Stored dataset items
####################
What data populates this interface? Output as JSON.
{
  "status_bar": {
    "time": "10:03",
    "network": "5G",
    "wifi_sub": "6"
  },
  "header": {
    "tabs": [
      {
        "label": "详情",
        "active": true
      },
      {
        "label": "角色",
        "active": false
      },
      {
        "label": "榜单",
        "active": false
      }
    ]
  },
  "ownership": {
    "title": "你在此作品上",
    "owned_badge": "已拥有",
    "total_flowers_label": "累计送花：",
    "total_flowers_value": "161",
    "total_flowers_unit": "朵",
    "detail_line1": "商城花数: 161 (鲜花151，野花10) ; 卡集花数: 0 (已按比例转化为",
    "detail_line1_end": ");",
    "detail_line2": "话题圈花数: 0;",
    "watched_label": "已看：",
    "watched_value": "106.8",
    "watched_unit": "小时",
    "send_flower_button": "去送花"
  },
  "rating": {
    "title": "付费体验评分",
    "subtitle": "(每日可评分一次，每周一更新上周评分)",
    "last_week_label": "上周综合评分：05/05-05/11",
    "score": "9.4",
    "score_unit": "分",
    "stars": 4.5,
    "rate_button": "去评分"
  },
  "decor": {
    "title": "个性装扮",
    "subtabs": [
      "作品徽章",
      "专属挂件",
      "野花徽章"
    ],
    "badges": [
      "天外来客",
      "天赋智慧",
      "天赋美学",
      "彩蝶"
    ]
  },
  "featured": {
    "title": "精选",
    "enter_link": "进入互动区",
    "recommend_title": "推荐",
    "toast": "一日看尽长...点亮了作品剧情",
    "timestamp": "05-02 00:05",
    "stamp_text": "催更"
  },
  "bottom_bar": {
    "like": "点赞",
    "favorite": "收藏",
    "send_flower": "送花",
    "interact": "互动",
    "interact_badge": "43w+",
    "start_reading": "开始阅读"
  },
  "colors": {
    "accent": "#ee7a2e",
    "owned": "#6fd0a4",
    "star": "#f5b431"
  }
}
####################
## What you have to do
Type out all of the material again, word for word.

## Task result
What data populates this interface? Output as JSON.
{
  "status_bar": {
    "time": "10:03",
    "network": "5G",
    "wifi_sub": "6"
  },
  "header": {
    "tabs": [
      {
        "label": "详情",
        "active": true
      },
      {
        "label": "角色",
        "active": false
      },
      {
        "label": "榜单",
        "active": false
      }
    ]
  },
  "ownership": {
    "title": "你在此作品上",
    "owned_badge": "已拥有",
    "total_flowers_label": "累计送花：",
    "total_flowers_value": "161",
    "total_flowers_unit": "朵",
    "detail_line1": "商城花数: 161 (鲜花151，野花10) ; 卡集花数: 0 (已按比例转化为",
    "detail_line1_end": ");",
    "detail_line2": "话题圈花数: 0;",
    "watched_label": "已看：",
    "watched_value": "106.8",
    "watched_unit": "小时",
    "send_flower_button": "去送花"
  },
  "rating": {
    "title": "付费体验评分",
    "subtitle": "(每日可评分一次，每周一更新上周评分)",
    "last_week_label": "上周综合评分：05/05-05/11",
    "score": "9.4",
    "score_unit": "分",
    "stars": 4.5,
    "rate_button": "去评分"
  },
  "decor": {
    "title": "个性装扮",
    "subtabs": [
      "作品徽章",
      "专属挂件",
      "野花徽章"
    ],
    "badges": [
      "天外来客",
      "天赋智慧",
      "天赋美学",
      "彩蝶"
    ]
  },
  "featured": {
    "title": "精选",
    "enter_link": "进入互动区",
    "recommend_title": "推荐",
    "toast": "一日看尽长...点亮了作品剧情",
    "timestamp": "05-02 00:05",
    "stamp_text": "催更"
  },
  "bottom_bar": {
    "like": "点赞",
    "favorite": "收藏",
    "send_flower": "送花",
    "interact": "互动",
    "interact_badge": "43w+",
    "start_reading": "开始阅读"
  },
  "colors": {
    "accent": "#ee7a2e",
    "owned": "#6fd0a4",
    "star": "#f5b431"
  }
}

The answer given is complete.